◆ RECORDS SUPPLIED ◆
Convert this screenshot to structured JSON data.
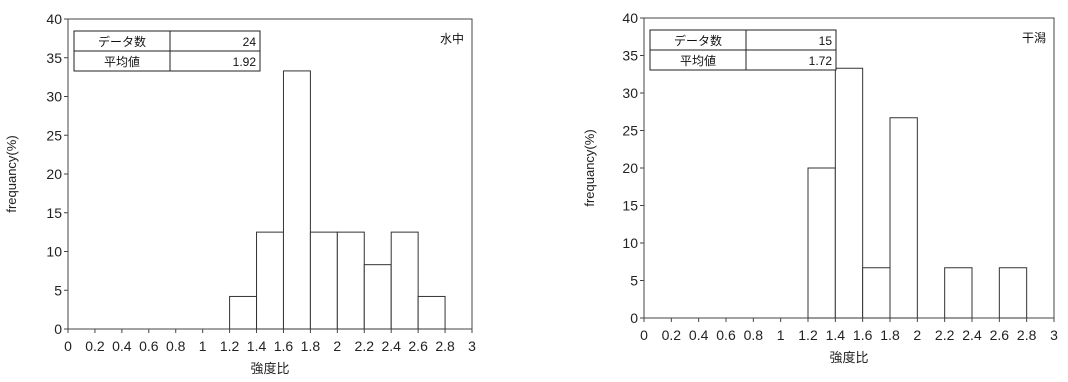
{
  "chart_data": [
    {
      "type": "bar",
      "title": "",
      "panel_label": "水中",
      "xlabel": "強度比",
      "ylabel": "frequancy(%)",
      "xlim": [
        0,
        3
      ],
      "ylim": [
        0,
        40
      ],
      "x_ticks": [
        "0",
        "0.2",
        "0.4",
        "0.6",
        "0.8",
        "1",
        "1.2",
        "1.4",
        "1.6",
        "1.8",
        "2",
        "2.2",
        "2.4",
        "2.6",
        "2.8",
        "3"
      ],
      "y_ticks": [
        "0",
        "5",
        "10",
        "15",
        "20",
        "25",
        "30",
        "35",
        "40"
      ],
      "bins": [
        {
          "start": 1.2,
          "end": 1.4,
          "value": 4.2
        },
        {
          "start": 1.4,
          "end": 1.6,
          "value": 12.5
        },
        {
          "start": 1.6,
          "end": 1.8,
          "value": 33.3
        },
        {
          "start": 1.8,
          "end": 2.0,
          "value": 12.5
        },
        {
          "start": 2.0,
          "end": 2.2,
          "value": 12.5
        },
        {
          "start": 2.2,
          "end": 2.4,
          "value": 8.3
        },
        {
          "start": 2.4,
          "end": 2.6,
          "value": 12.5
        },
        {
          "start": 2.6,
          "end": 2.8,
          "value": 4.2
        }
      ],
      "stats": {
        "count_label": "データ数",
        "count_value": "24",
        "mean_label": "平均値",
        "mean_value": "1.92"
      },
      "grid": false
    },
    {
      "type": "bar",
      "title": "",
      "panel_label": "干潟",
      "xlabel": "強度比",
      "ylabel": "frequancy(%)",
      "xlim": [
        0,
        3
      ],
      "ylim": [
        0,
        40
      ],
      "x_ticks": [
        "0",
        "0.2",
        "0.4",
        "0.6",
        "0.8",
        "1",
        "1.2",
        "1.4",
        "1.6",
        "1.8",
        "2",
        "2.2",
        "2.4",
        "2.6",
        "2.8",
        "3"
      ],
      "y_ticks": [
        "0",
        "5",
        "10",
        "15",
        "20",
        "25",
        "30",
        "35",
        "40"
      ],
      "bins": [
        {
          "start": 1.2,
          "end": 1.4,
          "value": 20.0
        },
        {
          "start": 1.4,
          "end": 1.6,
          "value": 33.3
        },
        {
          "start": 1.6,
          "end": 1.8,
          "value": 6.7
        },
        {
          "start": 1.8,
          "end": 2.0,
          "value": 26.7
        },
        {
          "start": 2.2,
          "end": 2.4,
          "value": 6.7
        },
        {
          "start": 2.6,
          "end": 2.8,
          "value": 6.7
        }
      ],
      "stats": {
        "count_label": "データ数",
        "count_value": "15",
        "mean_label": "平均値",
        "mean_value": "1.72"
      },
      "grid": false
    }
  ]
}
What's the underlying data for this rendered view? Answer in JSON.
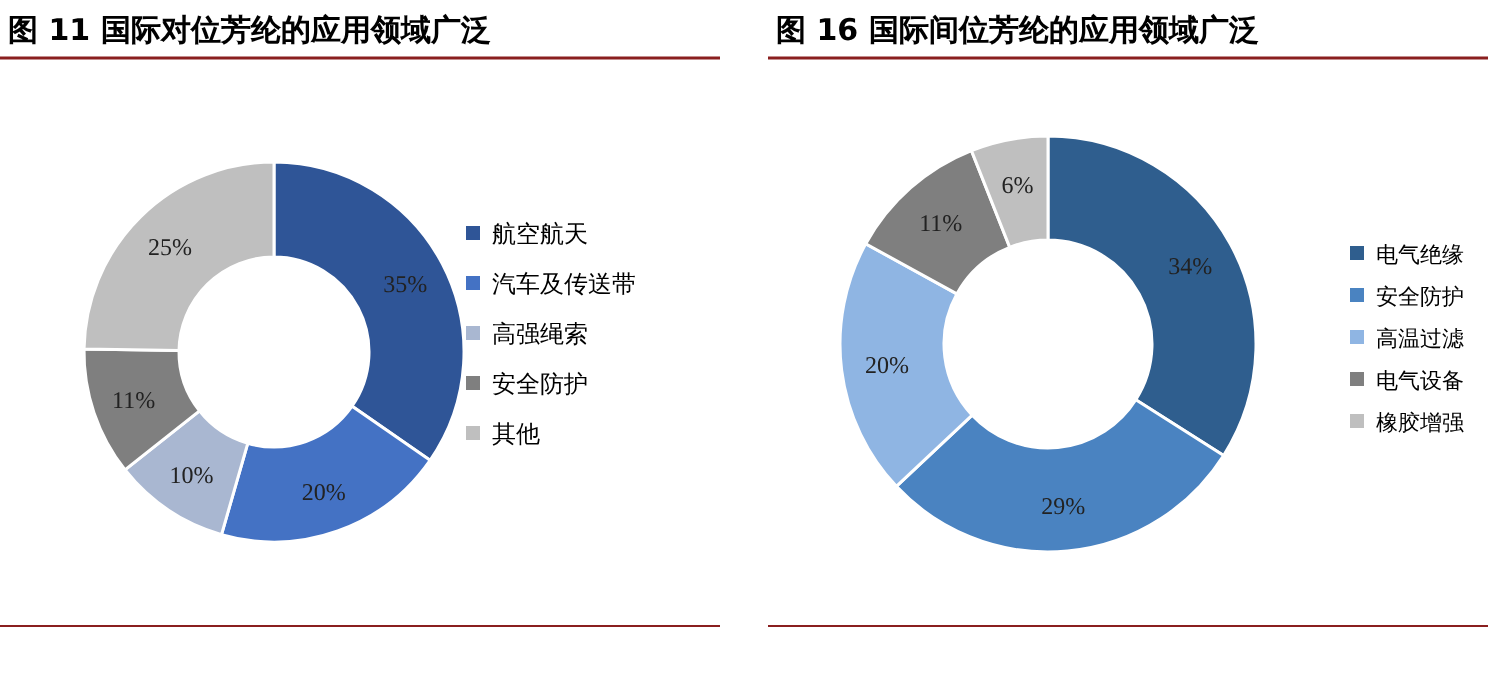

◆ EXERCISE GOAL ◆
Each entry gets copied exactly; the pictures stay out.

◆ OUTPUT FOR THIS TASK ◆
Convert this screenshot to structured JSON data.
{
  "chart_data": [
    {
      "type": "bar",
      "title": "",
      "panel_label": "水中",
      "xlabel": "強度比",
      "ylabel": "frequancy(%)",
      "xlim": [
        0,
        3
      ],
      "ylim": [
        0,
        40
      ],
      "x_ticks": [
        "0",
        "0.2",
        "0.4",
        "0.6",
        "0.8",
        "1",
        "1.2",
        "1.4",
        "1.6",
        "1.8",
        "2",
        "2.2",
        "2.4",
        "2.6",
        "2.8",
        "3"
      ],
      "y_ticks": [
        "0",
        "5",
        "10",
        "15",
        "20",
        "25",
        "30",
        "35",
        "40"
      ],
      "bins": [
        {
          "start": 1.2,
          "end": 1.4,
          "value": 4.2
        },
        {
          "start": 1.4,
          "end": 1.6,
          "value": 12.5
        },
        {
          "start": 1.6,
          "end": 1.8,
          "value": 33.3
        },
        {
          "start": 1.8,
          "end": 2.0,
          "value": 12.5
        },
        {
          "start": 2.0,
          "end": 2.2,
          "value": 12.5
        },
        {
          "start": 2.2,
          "end": 2.4,
          "value": 8.3
        },
        {
          "start": 2.4,
          "end": 2.6,
          "value": 12.5
        },
        {
          "start": 2.6,
          "end": 2.8,
          "value": 4.2
        }
      ],
      "stats": {
        "count_label": "データ数",
        "count_value": "24",
        "mean_label": "平均値",
        "mean_value": "1.92"
      },
      "grid": false
    },
    {
      "type": "bar",
      "title": "",
      "panel_label": "干潟",
      "xlabel": "強度比",
      "ylabel": "frequancy(%)",
      "xlim": [
        0,
        3
      ],
      "ylim": [
        0,
        40
      ],
      "x_ticks": [
        "0",
        "0.2",
        "0.4",
        "0.6",
        "0.8",
        "1",
        "1.2",
        "1.4",
        "1.6",
        "1.8",
        "2",
        "2.2",
        "2.4",
        "2.6",
        "2.8",
        "3"
      ],
      "y_ticks": [
        "0",
        "5",
        "10",
        "15",
        "20",
        "25",
        "30",
        "35",
        "40"
      ],
      "bins": [
        {
          "start": 1.2,
          "end": 1.4,
          "value": 20.0
        },
        {
          "start": 1.4,
          "end": 1.6,
          "value": 33.3
        },
        {
          "start": 1.6,
          "end": 1.8,
          "value": 6.7
        },
        {
          "start": 1.8,
          "end": 2.0,
          "value": 26.7
        },
        {
          "start": 2.2,
          "end": 2.4,
          "value": 6.7
        },
        {
          "start": 2.6,
          "end": 2.8,
          "value": 6.7
        }
      ],
      "stats": {
        "count_label": "データ数",
        "count_value": "15",
        "mean_label": "平均値",
        "mean_value": "1.72"
      },
      "grid": false
    }
  ]
}
What's the underlying data for this rendered view? Answer in JSON.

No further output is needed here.